# Stated exercise
Copy every line of the listing exactly.
---+---
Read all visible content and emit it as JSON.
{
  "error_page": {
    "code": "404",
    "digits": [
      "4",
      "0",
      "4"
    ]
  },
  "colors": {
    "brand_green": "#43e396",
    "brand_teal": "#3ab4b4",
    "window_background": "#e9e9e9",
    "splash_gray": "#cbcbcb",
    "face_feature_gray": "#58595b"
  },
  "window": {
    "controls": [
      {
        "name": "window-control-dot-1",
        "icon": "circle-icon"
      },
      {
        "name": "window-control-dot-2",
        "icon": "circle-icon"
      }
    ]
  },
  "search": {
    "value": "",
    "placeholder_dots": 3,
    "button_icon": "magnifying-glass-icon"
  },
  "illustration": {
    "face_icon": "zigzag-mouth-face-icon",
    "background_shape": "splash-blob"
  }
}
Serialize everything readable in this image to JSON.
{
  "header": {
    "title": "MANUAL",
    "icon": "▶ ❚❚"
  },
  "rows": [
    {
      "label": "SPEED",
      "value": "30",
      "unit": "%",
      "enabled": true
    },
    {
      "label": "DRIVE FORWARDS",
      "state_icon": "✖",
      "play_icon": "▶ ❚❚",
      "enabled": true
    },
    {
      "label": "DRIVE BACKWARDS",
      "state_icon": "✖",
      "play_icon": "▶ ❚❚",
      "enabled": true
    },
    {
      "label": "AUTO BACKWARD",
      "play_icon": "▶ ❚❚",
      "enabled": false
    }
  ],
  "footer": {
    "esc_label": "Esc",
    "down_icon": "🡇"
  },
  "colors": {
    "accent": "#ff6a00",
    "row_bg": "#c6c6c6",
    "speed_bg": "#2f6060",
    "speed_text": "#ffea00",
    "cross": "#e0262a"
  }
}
---+---
# Finished exercise
Read all visible content and emit it as JSON.
{
  "error_page": {
    "code": "404",
    "digits": [
      "4",
      "0",
      "4"
    ]
  },
  "colors": {
    "brand_green": "#43e396",
    "brand_teal": "#3ab4b4",
    "window_background": "#e9e9e9",
    "splash_gray": "#cbcbcb",
    "face_feature_gray": "#58595b"
  },
  "window": {
    "controls": [
      {
        "name": "window-control-dot-1",
        "icon": "circle-icon"
      },
      {
        "name": "window-control-dot-2",
        "icon": "circle-icon"
      }
    ]
  },
  "search": {
    "value": "",
    "placeholder_dots": 3,
    "button_icon": "magnifying-glass-icon"
  },
  "illustration": {
    "face_icon": "zigzag-mouth-face-icon",
    "background_shape": "splash-blob"
  }
}
Serialize everything readable in this image to JSON.
{
  "header": {
    "title": "MANUAL",
    "icon": "▶ ❚❚"
  },
  "rows": [
    {
      "label": "SPEED",
      "value": "30",
      "unit": "%",
      "enabled": true
    },
    {
      "label": "DRIVE FORWARDS",
      "state_icon": "✖",
      "play_icon": "▶ ❚❚",
      "enabled": true
    },
    {
      "label": "DRIVE BACKWARDS",
      "state_icon": "✖",
      "play_icon": "▶ ❚❚",
      "enabled": true
    },
    {
      "label": "AUTO BACKWARD",
      "play_icon": "▶ ❚❚",
      "enabled": false
    }
  ],
  "footer": {
    "esc_label": "Esc",
    "down_icon": "🡇"
  },
  "colors": {
    "accent": "#ff6a00",
    "row_bg": "#c6c6c6",
    "speed_bg": "#2f6060",
    "speed_text": "#ffea00",
    "cross": "#e0262a"
  }
}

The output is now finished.